- _EXERCISE AIM_
Copy the rows below word for word, starting with the line that contains "516, 749, 1078]" and continuing through the line that contains "516, 1167, 1078]".

- _SUPPLIED ENTRIES_
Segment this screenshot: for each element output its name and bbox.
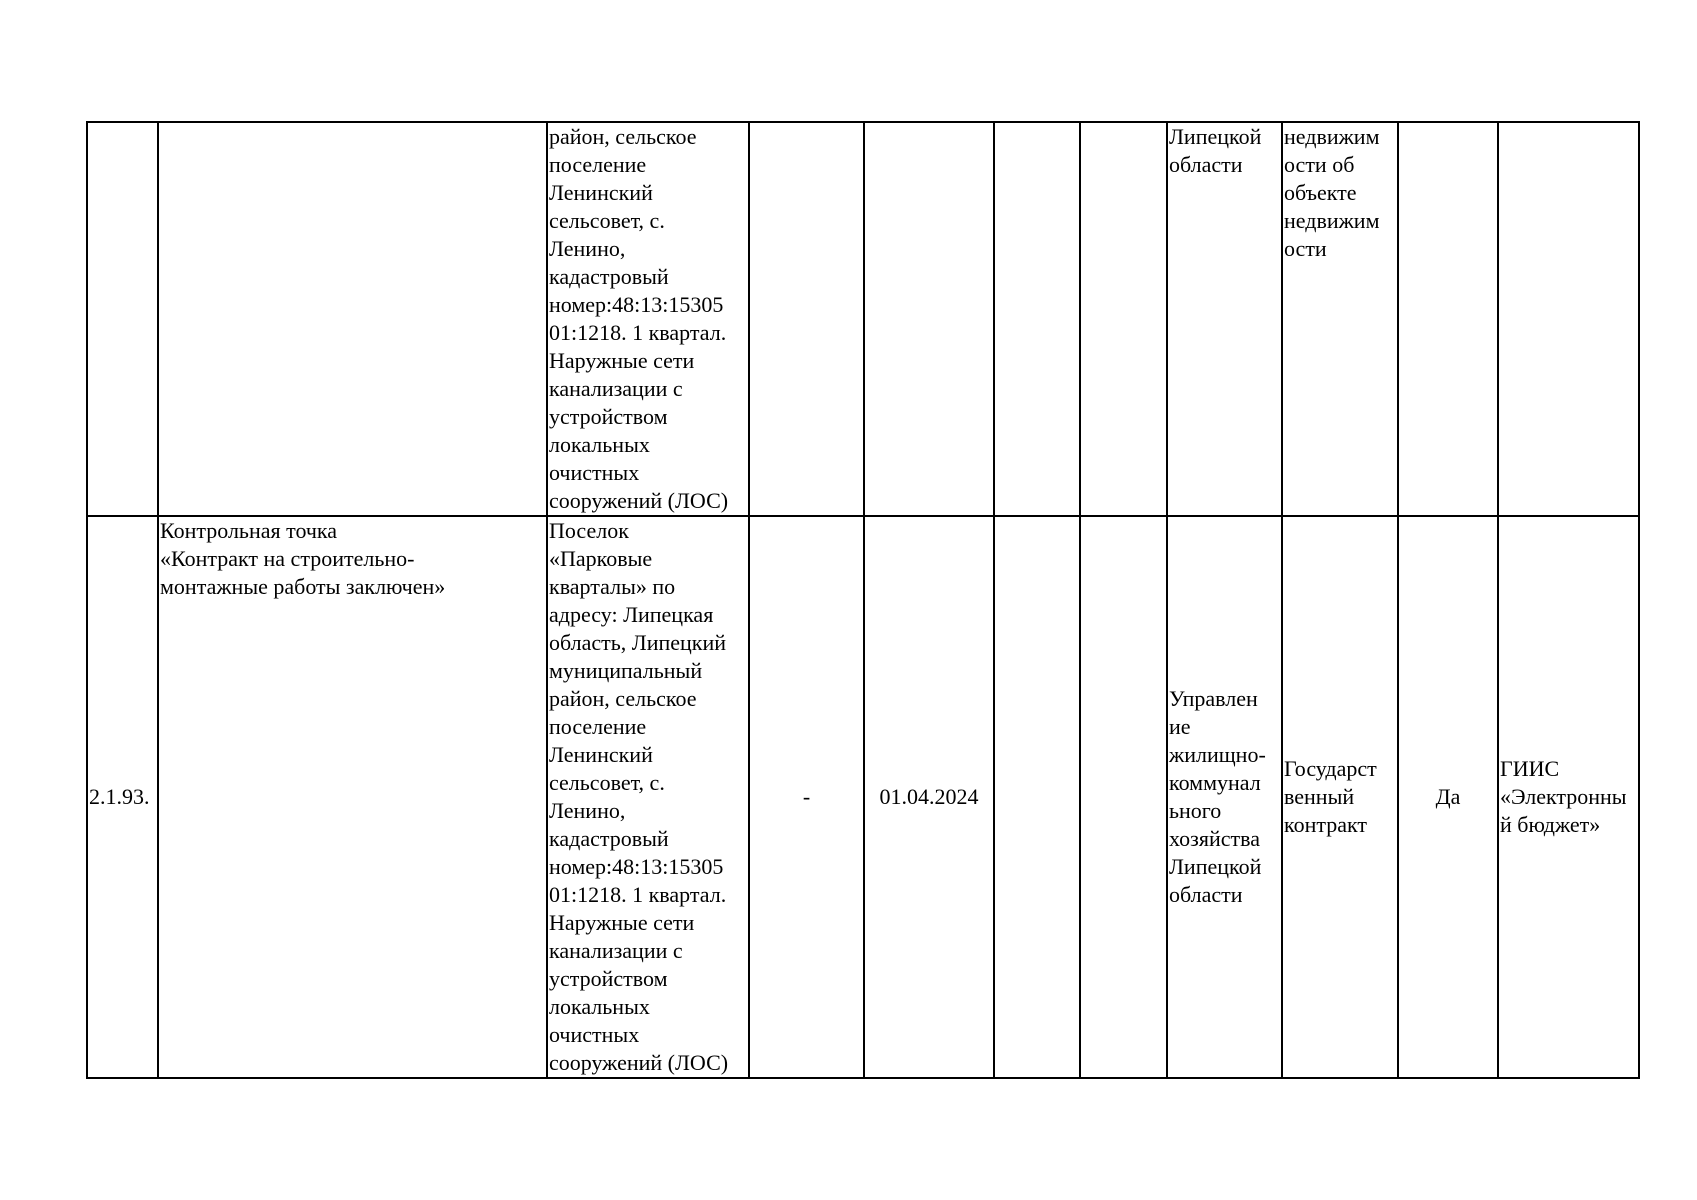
object-address-cell: Поселок «Парковые кварталы» по адресу: Липецкая область, Липецкий муниципальный район, сельское поселение Ленинский сельсовет, с. Ленино, кадастровый номер:48:13:15305 01:1218. 1 квартал. Наружные сети канализации с устройством локальных очистных сооружений (ЛОС)	[547, 516, 749, 1078]
date-cell: 01.04.2024	[864, 516, 994, 1078]
information-system-cell	[1498, 122, 1639, 516]
column-7-cell	[1080, 516, 1167, 1078]
column-6-cell	[994, 516, 1080, 1078]
document-type-cell: Государст венный контракт	[1282, 516, 1398, 1078]
document-type-cell: недвижим ости об объекте недвижим ости	[1282, 122, 1398, 516]
responsible-executor-cell: Липецкой области	[1167, 122, 1282, 516]
date-cell	[864, 122, 994, 516]
row-number-cell	[87, 122, 158, 516]
information-system-cell: ГИИС «Электронны й бюджет»	[1498, 516, 1639, 1078]
responsible-executor-cell: Управлен ие жилищно- коммунал ьного хозяйства Липецкой области	[1167, 516, 1282, 1078]
control-point-name-cell	[158, 122, 547, 516]
column-10-cell	[1398, 122, 1498, 516]
table-row	[87, 516, 1639, 1078]
table-row	[87, 122, 1639, 516]
column-6-cell	[994, 122, 1080, 516]
column-4-cell: -	[749, 516, 864, 1078]
row-number-cell: 2.1.93.	[87, 516, 158, 1078]
object-address-cell: район, сельское поселение Ленинский сельсовет, с. Ленино, кадастровый номер:48:13:15305 01:1218. 1 квартал. Наружные сети канализации с устройством локальных очистных сооружений (ЛОС)	[547, 122, 749, 516]
column-4-cell	[749, 122, 864, 516]
control-points-table	[86, 121, 1640, 1079]
column-10-cell: Да	[1398, 516, 1498, 1078]
control-point-name-cell: Контрольная точка «Контракт на строительно- монтажные работы заключен»	[158, 516, 547, 1078]
column-7-cell	[1080, 122, 1167, 516]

- _FINISHED ANSWER_
object-address-cell: Поселок «Парковые кварталы» по адресу: Липецкая область, Липецкий муниципальный район, сельское поселение Ленинский сельсовет, с. Ленино, кадастровый номер:48:13:15305 01:1218. 1 квартал. Наружные сети канализации с устройством локальных очистных сооружений (ЛОС)	[547, 516, 749, 1078]
date-cell: 01.04.2024	[864, 516, 994, 1078]
information-system-cell	[1498, 122, 1639, 516]
column-7-cell	[1080, 516, 1167, 1078]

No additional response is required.